▶ EXERCISE TASK
Write down every one of the entries below, reproducing each line without any change.

▶ DATA TO PROCESS
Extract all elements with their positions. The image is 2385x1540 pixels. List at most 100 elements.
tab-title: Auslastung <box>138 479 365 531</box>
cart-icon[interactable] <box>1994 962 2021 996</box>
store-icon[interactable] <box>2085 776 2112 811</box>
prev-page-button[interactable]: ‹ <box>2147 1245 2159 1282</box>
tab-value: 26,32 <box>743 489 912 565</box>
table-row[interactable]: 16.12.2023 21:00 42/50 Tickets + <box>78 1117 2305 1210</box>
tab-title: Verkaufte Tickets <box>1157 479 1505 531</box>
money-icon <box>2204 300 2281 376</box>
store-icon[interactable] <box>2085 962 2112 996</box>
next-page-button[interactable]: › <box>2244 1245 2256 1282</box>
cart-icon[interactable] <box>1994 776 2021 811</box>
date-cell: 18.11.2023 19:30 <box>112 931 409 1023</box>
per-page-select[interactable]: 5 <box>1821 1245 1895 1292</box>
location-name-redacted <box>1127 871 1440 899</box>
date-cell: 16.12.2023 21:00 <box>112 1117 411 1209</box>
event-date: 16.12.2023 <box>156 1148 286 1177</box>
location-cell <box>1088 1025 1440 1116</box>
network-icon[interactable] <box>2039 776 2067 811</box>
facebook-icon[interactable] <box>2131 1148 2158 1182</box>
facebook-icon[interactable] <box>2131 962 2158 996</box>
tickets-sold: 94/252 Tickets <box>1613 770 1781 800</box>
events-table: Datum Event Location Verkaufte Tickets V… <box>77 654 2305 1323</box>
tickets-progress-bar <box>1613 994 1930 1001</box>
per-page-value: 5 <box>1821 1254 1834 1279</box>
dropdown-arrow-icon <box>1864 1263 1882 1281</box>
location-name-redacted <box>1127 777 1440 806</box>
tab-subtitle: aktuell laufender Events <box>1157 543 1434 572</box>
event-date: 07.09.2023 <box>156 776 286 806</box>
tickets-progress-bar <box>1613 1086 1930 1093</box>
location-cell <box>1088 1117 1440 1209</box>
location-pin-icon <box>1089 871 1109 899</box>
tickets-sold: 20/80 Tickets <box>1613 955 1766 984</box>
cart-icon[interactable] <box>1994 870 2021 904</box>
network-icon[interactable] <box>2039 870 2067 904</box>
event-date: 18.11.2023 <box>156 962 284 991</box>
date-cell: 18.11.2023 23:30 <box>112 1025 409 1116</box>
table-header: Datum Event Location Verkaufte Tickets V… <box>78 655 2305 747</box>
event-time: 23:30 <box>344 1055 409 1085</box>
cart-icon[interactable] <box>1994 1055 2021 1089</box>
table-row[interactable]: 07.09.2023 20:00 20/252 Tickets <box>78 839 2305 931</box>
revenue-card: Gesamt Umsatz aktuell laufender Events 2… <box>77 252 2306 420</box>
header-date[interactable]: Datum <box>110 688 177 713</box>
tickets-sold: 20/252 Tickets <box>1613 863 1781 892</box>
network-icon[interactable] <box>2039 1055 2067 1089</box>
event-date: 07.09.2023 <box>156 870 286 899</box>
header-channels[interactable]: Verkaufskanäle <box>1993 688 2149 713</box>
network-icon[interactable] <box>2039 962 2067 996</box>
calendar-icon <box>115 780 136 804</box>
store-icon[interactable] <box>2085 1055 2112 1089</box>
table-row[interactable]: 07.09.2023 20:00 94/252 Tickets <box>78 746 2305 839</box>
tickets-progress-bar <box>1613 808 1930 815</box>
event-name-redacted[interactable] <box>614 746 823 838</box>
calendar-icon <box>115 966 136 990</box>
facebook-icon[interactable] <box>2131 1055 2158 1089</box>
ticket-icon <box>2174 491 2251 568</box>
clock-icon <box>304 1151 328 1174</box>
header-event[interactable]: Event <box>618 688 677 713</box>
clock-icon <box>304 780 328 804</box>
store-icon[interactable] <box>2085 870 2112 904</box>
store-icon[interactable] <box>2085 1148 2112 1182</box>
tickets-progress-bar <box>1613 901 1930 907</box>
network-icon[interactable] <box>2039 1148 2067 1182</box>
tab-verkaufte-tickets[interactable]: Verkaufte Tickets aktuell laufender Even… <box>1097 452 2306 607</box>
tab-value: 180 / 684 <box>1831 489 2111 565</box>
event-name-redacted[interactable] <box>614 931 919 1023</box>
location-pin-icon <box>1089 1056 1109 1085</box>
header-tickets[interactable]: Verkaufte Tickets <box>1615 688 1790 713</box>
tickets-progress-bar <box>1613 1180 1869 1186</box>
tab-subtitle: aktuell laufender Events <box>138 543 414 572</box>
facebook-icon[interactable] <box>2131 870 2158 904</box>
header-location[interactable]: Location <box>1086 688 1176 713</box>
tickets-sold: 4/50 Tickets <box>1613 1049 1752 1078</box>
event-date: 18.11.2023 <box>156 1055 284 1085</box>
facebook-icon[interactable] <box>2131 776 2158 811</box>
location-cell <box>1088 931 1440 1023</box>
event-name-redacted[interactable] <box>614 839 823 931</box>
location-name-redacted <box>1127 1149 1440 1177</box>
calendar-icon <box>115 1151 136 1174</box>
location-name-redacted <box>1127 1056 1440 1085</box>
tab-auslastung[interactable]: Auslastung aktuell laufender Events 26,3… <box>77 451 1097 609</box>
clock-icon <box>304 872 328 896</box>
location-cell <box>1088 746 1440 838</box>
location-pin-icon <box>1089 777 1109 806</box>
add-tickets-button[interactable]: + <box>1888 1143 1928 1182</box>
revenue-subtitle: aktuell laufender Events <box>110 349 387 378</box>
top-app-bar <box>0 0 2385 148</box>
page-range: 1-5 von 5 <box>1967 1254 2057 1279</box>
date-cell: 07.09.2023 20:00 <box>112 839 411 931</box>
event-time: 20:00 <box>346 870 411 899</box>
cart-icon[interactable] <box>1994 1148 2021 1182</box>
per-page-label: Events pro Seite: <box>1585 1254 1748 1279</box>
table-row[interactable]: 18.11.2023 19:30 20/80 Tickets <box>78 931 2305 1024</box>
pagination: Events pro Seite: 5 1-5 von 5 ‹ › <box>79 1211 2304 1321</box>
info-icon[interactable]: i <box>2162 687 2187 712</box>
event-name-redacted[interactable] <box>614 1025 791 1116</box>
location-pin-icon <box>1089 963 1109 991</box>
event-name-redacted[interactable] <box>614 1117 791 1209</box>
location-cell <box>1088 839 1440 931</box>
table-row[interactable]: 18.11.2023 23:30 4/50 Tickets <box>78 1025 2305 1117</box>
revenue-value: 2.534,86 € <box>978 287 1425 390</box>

▶ THE SOLUTION
Extract all elements with their positions. The image is 2385x1540 pixels. List at most 100 elements.
tab-title: Auslastung <box>138 479 365 531</box>
cart-icon[interactable] <box>1994 962 2021 996</box>
store-icon[interactable] <box>2085 776 2112 811</box>
prev-page-button[interactable]: ‹ <box>2147 1245 2159 1282</box>
tab-value: 26,32 <box>743 489 912 565</box>
table-row[interactable]: 16.12.2023 21:00 42/50 Tickets + <box>78 1117 2305 1210</box>
tab-title: Verkaufte Tickets <box>1157 479 1505 531</box>
money-icon <box>2204 300 2281 376</box>
store-icon[interactable] <box>2085 962 2112 996</box>
next-page-button[interactable]: › <box>2244 1245 2256 1282</box>
cart-icon[interactable] <box>1994 776 2021 811</box>
date-cell: 18.11.2023 19:30 <box>112 931 409 1023</box>
per-page-select[interactable]: 5 <box>1821 1245 1895 1292</box>
location-name-redacted <box>1127 871 1440 899</box>
date-cell: 16.12.2023 21:00 <box>112 1117 411 1209</box>
event-date: 16.12.2023 <box>156 1148 286 1177</box>
location-cell <box>1088 1025 1440 1116</box>
network-icon[interactable] <box>2039 776 2067 811</box>
facebook-icon[interactable] <box>2131 1148 2158 1182</box>
facebook-icon[interactable] <box>2131 962 2158 996</box>
tickets-sold: 94/252 Tickets <box>1613 770 1781 800</box>
events-table: Datum Event Location Verkaufte Tickets V… <box>77 654 2305 1323</box>
tickets-progress-bar <box>1613 994 1930 1001</box>
per-page-value: 5 <box>1821 1254 1834 1279</box>
dropdown-arrow-icon <box>1864 1263 1882 1281</box>
location-name-redacted <box>1127 777 1440 806</box>
tab-subtitle: aktuell laufender Events <box>1157 543 1434 572</box>
event-date: 07.09.2023 <box>156 776 286 806</box>
tickets-progress-bar <box>1613 1086 1930 1093</box>
location-cell <box>1088 1117 1440 1209</box>
location-pin-icon <box>1089 871 1109 899</box>
tickets-sold: 20/80 Tickets <box>1613 955 1766 984</box>
cart-icon[interactable] <box>1994 870 2021 904</box>
network-icon[interactable] <box>2039 870 2067 904</box>
event-date: 18.11.2023 <box>156 962 284 991</box>
date-cell: 18.11.2023 23:30 <box>112 1025 409 1116</box>
table-header: Datum Event Location Verkaufte Tickets V… <box>78 655 2305 747</box>
event-time: 23:30 <box>344 1055 409 1085</box>
cart-icon[interactable] <box>1994 1055 2021 1089</box>
table-row[interactable]: 07.09.2023 20:00 20/252 Tickets <box>78 839 2305 931</box>
revenue-card: Gesamt Umsatz aktuell laufender Events 2… <box>77 252 2306 420</box>
header-date[interactable]: Datum <box>110 688 177 713</box>
tickets-sold: 20/252 Tickets <box>1613 863 1781 892</box>
network-icon[interactable] <box>2039 1055 2067 1089</box>
event-date: 07.09.2023 <box>156 870 286 899</box>
header-channels[interactable]: Verkaufskanäle <box>1993 688 2149 713</box>
network-icon[interactable] <box>2039 962 2067 996</box>
calendar-icon <box>115 780 136 804</box>
store-icon[interactable] <box>2085 1055 2112 1089</box>
table-row[interactable]: 07.09.2023 20:00 94/252 Tickets <box>78 746 2305 839</box>
tickets-progress-bar <box>1613 808 1930 815</box>
event-name-redacted[interactable] <box>614 746 823 838</box>
calendar-icon <box>115 966 136 990</box>
facebook-icon[interactable] <box>2131 1055 2158 1089</box>
ticket-icon <box>2174 491 2251 568</box>
clock-icon <box>304 1151 328 1174</box>
header-event[interactable]: Event <box>618 688 677 713</box>
clock-icon <box>304 780 328 804</box>
store-icon[interactable] <box>2085 870 2112 904</box>
store-icon[interactable] <box>2085 1148 2112 1182</box>
tickets-progress-bar <box>1613 901 1930 907</box>
network-icon[interactable] <box>2039 1148 2067 1182</box>
tab-verkaufte-tickets[interactable]: Verkaufte Tickets aktuell laufender Even… <box>1097 452 2306 607</box>
tab-value: 180 / 684 <box>1831 489 2111 565</box>
event-name-redacted[interactable] <box>614 931 919 1023</box>
location-pin-icon <box>1089 1056 1109 1085</box>
header-tickets[interactable]: Verkaufte Tickets <box>1615 688 1790 713</box>
tickets-progress-bar <box>1613 1180 1869 1186</box>
tab-subtitle: aktuell laufender Events <box>138 543 414 572</box>
facebook-icon[interactable] <box>2131 870 2158 904</box>
header-location[interactable]: Location <box>1086 688 1176 713</box>
tickets-sold: 4/50 Tickets <box>1613 1049 1752 1078</box>
event-date: 18.11.2023 <box>156 1055 284 1085</box>
facebook-icon[interactable] <box>2131 776 2158 811</box>
location-cell <box>1088 931 1440 1023</box>
event-name-redacted[interactable] <box>614 839 823 931</box>
location-name-redacted <box>1127 1149 1440 1177</box>
calendar-icon <box>115 1151 136 1174</box>
location-name-redacted <box>1127 1056 1440 1085</box>
tab-auslastung[interactable]: Auslastung aktuell laufender Events 26,3… <box>77 451 1097 609</box>
clock-icon <box>304 872 328 896</box>
location-cell <box>1088 746 1440 838</box>
location-pin-icon <box>1089 777 1109 806</box>
add-tickets-button[interactable]: + <box>1888 1143 1928 1182</box>
revenue-subtitle: aktuell laufender Events <box>110 349 387 378</box>
top-app-bar <box>0 0 2385 148</box>
page-range: 1-5 von 5 <box>1967 1254 2057 1279</box>
date-cell: 07.09.2023 20:00 <box>112 839 411 931</box>
event-time: 20:00 <box>346 870 411 899</box>
cart-icon[interactable] <box>1994 1148 2021 1182</box>
per-page-label: Events pro Seite: <box>1585 1254 1748 1279</box>
table-row[interactable]: 18.11.2023 19:30 20/80 Tickets <box>78 931 2305 1024</box>
pagination: Events pro Seite: 5 1-5 von 5 ‹ › <box>79 1211 2304 1321</box>
info-icon[interactable]: i <box>2162 687 2187 712</box>
event-name-redacted[interactable] <box>614 1025 791 1116</box>
location-pin-icon <box>1089 963 1109 991</box>
event-name-redacted[interactable] <box>614 1117 791 1209</box>
location-cell <box>1088 839 1440 931</box>
table-row[interactable]: 18.11.2023 23:30 4/50 Tickets <box>78 1025 2305 1117</box>
revenue-value: 2.534,86 € <box>978 287 1425 390</box>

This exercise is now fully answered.